_Dataset rows about figures_
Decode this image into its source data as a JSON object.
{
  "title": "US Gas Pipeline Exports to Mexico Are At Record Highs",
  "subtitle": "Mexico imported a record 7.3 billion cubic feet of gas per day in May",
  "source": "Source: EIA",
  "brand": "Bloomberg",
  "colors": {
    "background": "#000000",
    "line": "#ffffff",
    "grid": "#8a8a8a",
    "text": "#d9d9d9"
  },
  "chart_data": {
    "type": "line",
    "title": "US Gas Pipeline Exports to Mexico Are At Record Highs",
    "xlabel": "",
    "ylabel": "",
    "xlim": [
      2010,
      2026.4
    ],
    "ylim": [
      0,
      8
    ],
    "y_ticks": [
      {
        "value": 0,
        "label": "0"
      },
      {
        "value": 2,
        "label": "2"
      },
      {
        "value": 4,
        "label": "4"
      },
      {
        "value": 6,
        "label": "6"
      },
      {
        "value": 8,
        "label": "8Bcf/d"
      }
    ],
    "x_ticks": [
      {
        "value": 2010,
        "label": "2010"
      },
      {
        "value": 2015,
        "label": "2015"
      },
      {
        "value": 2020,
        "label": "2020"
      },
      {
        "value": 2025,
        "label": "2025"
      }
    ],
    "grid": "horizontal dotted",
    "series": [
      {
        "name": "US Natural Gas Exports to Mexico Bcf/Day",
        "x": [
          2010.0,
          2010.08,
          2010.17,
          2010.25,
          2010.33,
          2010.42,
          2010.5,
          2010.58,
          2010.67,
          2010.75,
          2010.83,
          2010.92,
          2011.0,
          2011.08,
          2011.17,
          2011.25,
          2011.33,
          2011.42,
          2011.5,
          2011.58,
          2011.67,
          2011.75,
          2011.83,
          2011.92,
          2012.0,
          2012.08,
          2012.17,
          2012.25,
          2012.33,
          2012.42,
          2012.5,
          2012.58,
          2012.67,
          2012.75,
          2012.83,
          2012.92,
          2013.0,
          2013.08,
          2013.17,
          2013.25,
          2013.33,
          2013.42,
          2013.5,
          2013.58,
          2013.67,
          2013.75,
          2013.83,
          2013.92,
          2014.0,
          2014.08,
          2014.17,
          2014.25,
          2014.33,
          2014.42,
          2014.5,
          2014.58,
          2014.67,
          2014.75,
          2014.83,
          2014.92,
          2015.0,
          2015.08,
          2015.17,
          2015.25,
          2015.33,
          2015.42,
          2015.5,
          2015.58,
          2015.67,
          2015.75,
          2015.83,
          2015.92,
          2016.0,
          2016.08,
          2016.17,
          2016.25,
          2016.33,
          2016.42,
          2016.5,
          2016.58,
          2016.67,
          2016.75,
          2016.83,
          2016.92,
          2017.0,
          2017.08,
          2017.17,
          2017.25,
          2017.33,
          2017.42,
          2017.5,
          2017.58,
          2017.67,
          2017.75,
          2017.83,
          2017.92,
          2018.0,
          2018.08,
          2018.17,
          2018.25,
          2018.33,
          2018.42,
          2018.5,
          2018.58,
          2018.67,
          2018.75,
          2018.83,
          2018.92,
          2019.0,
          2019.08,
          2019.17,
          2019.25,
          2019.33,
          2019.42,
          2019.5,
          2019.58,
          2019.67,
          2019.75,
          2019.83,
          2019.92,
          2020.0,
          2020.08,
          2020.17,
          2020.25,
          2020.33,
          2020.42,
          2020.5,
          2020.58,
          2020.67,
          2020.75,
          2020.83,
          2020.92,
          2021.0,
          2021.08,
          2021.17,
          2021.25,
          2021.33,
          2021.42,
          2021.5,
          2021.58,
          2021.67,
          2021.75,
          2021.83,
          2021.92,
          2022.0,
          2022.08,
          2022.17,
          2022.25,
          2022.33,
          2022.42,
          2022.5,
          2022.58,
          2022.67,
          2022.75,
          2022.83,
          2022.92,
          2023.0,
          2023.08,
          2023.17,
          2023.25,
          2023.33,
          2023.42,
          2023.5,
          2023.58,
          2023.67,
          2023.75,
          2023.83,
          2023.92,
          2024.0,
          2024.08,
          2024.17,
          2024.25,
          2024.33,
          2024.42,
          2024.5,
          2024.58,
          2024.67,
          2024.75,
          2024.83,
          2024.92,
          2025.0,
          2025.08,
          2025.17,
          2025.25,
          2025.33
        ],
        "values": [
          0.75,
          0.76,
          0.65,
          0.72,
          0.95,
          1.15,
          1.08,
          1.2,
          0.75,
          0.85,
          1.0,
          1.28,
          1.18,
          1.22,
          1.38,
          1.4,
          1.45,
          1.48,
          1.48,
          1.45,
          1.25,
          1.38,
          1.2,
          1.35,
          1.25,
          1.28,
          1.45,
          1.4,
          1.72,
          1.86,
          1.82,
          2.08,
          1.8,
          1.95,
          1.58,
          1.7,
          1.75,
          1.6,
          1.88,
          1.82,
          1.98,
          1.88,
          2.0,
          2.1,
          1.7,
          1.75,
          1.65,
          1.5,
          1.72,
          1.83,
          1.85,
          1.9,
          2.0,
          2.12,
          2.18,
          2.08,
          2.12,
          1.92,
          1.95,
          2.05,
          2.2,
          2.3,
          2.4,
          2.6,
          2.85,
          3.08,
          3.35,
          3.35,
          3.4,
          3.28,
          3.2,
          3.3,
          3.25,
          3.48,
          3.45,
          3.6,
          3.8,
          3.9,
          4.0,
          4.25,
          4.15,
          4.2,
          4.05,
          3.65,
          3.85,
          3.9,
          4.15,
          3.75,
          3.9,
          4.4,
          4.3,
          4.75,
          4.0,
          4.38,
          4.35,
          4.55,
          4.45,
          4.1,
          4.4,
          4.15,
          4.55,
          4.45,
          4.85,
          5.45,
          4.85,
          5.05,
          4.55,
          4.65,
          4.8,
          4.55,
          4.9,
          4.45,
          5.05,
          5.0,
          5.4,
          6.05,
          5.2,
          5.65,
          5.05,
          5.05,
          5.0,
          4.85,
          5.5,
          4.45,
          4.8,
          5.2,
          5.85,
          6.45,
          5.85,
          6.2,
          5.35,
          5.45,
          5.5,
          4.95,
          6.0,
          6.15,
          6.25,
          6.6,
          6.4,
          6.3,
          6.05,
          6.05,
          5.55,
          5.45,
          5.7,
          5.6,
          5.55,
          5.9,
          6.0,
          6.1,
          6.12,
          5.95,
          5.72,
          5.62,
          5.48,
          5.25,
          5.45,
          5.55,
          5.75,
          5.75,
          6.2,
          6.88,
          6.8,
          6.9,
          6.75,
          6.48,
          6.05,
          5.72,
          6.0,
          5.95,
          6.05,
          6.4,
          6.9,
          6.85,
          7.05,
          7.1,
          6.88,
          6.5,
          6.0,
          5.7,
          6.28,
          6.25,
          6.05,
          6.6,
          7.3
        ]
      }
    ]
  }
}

_Required work_
Take the entries and copy them out exactly.

_Task solution_
Decode this image into its source data as a JSON object.
{
  "title": "US Gas Pipeline Exports to Mexico Are At Record Highs",
  "subtitle": "Mexico imported a record 7.3 billion cubic feet of gas per day in May",
  "source": "Source: EIA",
  "brand": "Bloomberg",
  "colors": {
    "background": "#000000",
    "line": "#ffffff",
    "grid": "#8a8a8a",
    "text": "#d9d9d9"
  },
  "chart_data": {
    "type": "line",
    "title": "US Gas Pipeline Exports to Mexico Are At Record Highs",
    "xlabel": "",
    "ylabel": "",
    "xlim": [
      2010,
      2026.4
    ],
    "ylim": [
      0,
      8
    ],
    "y_ticks": [
      {
        "value": 0,
        "label": "0"
      },
      {
        "value": 2,
        "label": "2"
      },
      {
        "value": 4,
        "label": "4"
      },
      {
        "value": 6,
        "label": "6"
      },
      {
        "value": 8,
        "label": "8Bcf/d"
      }
    ],
    "x_ticks": [
      {
        "value": 2010,
        "label": "2010"
      },
      {
        "value": 2015,
        "label": "2015"
      },
      {
        "value": 2020,
        "label": "2020"
      },
      {
        "value": 2025,
        "label": "2025"
      }
    ],
    "grid": "horizontal dotted",
    "series": [
      {
        "name": "US Natural Gas Exports to Mexico Bcf/Day",
        "x": [
          2010.0,
          2010.08,
          2010.17,
          2010.25,
          2010.33,
          2010.42,
          2010.5,
          2010.58,
          2010.67,
          2010.75,
          2010.83,
          2010.92,
          2011.0,
          2011.08,
          2011.17,
          2011.25,
          2011.33,
          2011.42,
          2011.5,
          2011.58,
          2011.67,
          2011.75,
          2011.83,
          2011.92,
          2012.0,
          2012.08,
          2012.17,
          2012.25,
          2012.33,
          2012.42,
          2012.5,
          2012.58,
          2012.67,
          2012.75,
          2012.83,
          2012.92,
          2013.0,
          2013.08,
          2013.17,
          2013.25,
          2013.33,
          2013.42,
          2013.5,
          2013.58,
          2013.67,
          2013.75,
          2013.83,
          2013.92,
          2014.0,
          2014.08,
          2014.17,
          2014.25,
          2014.33,
          2014.42,
          2014.5,
          2014.58,
          2014.67,
          2014.75,
          2014.83,
          2014.92,
          2015.0,
          2015.08,
          2015.17,
          2015.25,
          2015.33,
          2015.42,
          2015.5,
          2015.58,
          2015.67,
          2015.75,
          2015.83,
          2015.92,
          2016.0,
          2016.08,
          2016.17,
          2016.25,
          2016.33,
          2016.42,
          2016.5,
          2016.58,
          2016.67,
          2016.75,
          2016.83,
          2016.92,
          2017.0,
          2017.08,
          2017.17,
          2017.25,
          2017.33,
          2017.42,
          2017.5,
          2017.58,
          2017.67,
          2017.75,
          2017.83,
          2017.92,
          2018.0,
          2018.08,
          2018.17,
          2018.25,
          2018.33,
          2018.42,
          2018.5,
          2018.58,
          2018.67,
          2018.75,
          2018.83,
          2018.92,
          2019.0,
          2019.08,
          2019.17,
          2019.25,
          2019.33,
          2019.42,
          2019.5,
          2019.58,
          2019.67,
          2019.75,
          2019.83,
          2019.92,
          2020.0,
          2020.08,
          2020.17,
          2020.25,
          2020.33,
          2020.42,
          2020.5,
          2020.58,
          2020.67,
          2020.75,
          2020.83,
          2020.92,
          2021.0,
          2021.08,
          2021.17,
          2021.25,
          2021.33,
          2021.42,
          2021.5,
          2021.58,
          2021.67,
          2021.75,
          2021.83,
          2021.92,
          2022.0,
          2022.08,
          2022.17,
          2022.25,
          2022.33,
          2022.42,
          2022.5,
          2022.58,
          2022.67,
          2022.75,
          2022.83,
          2022.92,
          2023.0,
          2023.08,
          2023.17,
          2023.25,
          2023.33,
          2023.42,
          2023.5,
          2023.58,
          2023.67,
          2023.75,
          2023.83,
          2023.92,
          2024.0,
          2024.08,
          2024.17,
          2024.25,
          2024.33,
          2024.42,
          2024.5,
          2024.58,
          2024.67,
          2024.75,
          2024.83,
          2024.92,
          2025.0,
          2025.08,
          2025.17,
          2025.25,
          2025.33
        ],
        "values": [
          0.75,
          0.76,
          0.65,
          0.72,
          0.95,
          1.15,
          1.08,
          1.2,
          0.75,
          0.85,
          1.0,
          1.28,
          1.18,
          1.22,
          1.38,
          1.4,
          1.45,
          1.48,
          1.48,
          1.45,
          1.25,
          1.38,
          1.2,
          1.35,
          1.25,
          1.28,
          1.45,
          1.4,
          1.72,
          1.86,
          1.82,
          2.08,
          1.8,
          1.95,
          1.58,
          1.7,
          1.75,
          1.6,
          1.88,
          1.82,
          1.98,
          1.88,
          2.0,
          2.1,
          1.7,
          1.75,
          1.65,
          1.5,
          1.72,
          1.83,
          1.85,
          1.9,
          2.0,
          2.12,
          2.18,
          2.08,
          2.12,
          1.92,
          1.95,
          2.05,
          2.2,
          2.3,
          2.4,
          2.6,
          2.85,
          3.08,
          3.35,
          3.35,
          3.4,
          3.28,
          3.2,
          3.3,
          3.25,
          3.48,
          3.45,
          3.6,
          3.8,
          3.9,
          4.0,
          4.25,
          4.15,
          4.2,
          4.05,
          3.65,
          3.85,
          3.9,
          4.15,
          3.75,
          3.9,
          4.4,
          4.3,
          4.75,
          4.0,
          4.38,
          4.35,
          4.55,
          4.45,
          4.1,
          4.4,
          4.15,
          4.55,
          4.45,
          4.85,
          5.45,
          4.85,
          5.05,
          4.55,
          4.65,
          4.8,
          4.55,
          4.9,
          4.45,
          5.05,
          5.0,
          5.4,
          6.05,
          5.2,
          5.65,
          5.05,
          5.05,
          5.0,
          4.85,
          5.5,
          4.45,
          4.8,
          5.2,
          5.85,
          6.45,
          5.85,
          6.2,
          5.35,
          5.45,
          5.5,
          4.95,
          6.0,
          6.15,
          6.25,
          6.6,
          6.4,
          6.3,
          6.05,
          6.05,
          5.55,
          5.45,
          5.7,
          5.6,
          5.55,
          5.9,
          6.0,
          6.1,
          6.12,
          5.95,
          5.72,
          5.62,
          5.48,
          5.25,
          5.45,
          5.55,
          5.75,
          5.75,
          6.2,
          6.88,
          6.8,
          6.9,
          6.75,
          6.48,
          6.05,
          5.72,
          6.0,
          5.95,
          6.05,
          6.4,
          6.9,
          6.85,
          7.05,
          7.1,
          6.88,
          6.5,
          6.0,
          5.7,
          6.28,
          6.25,
          6.05,
          6.6,
          7.3
        ]
      }
    ]
  }
}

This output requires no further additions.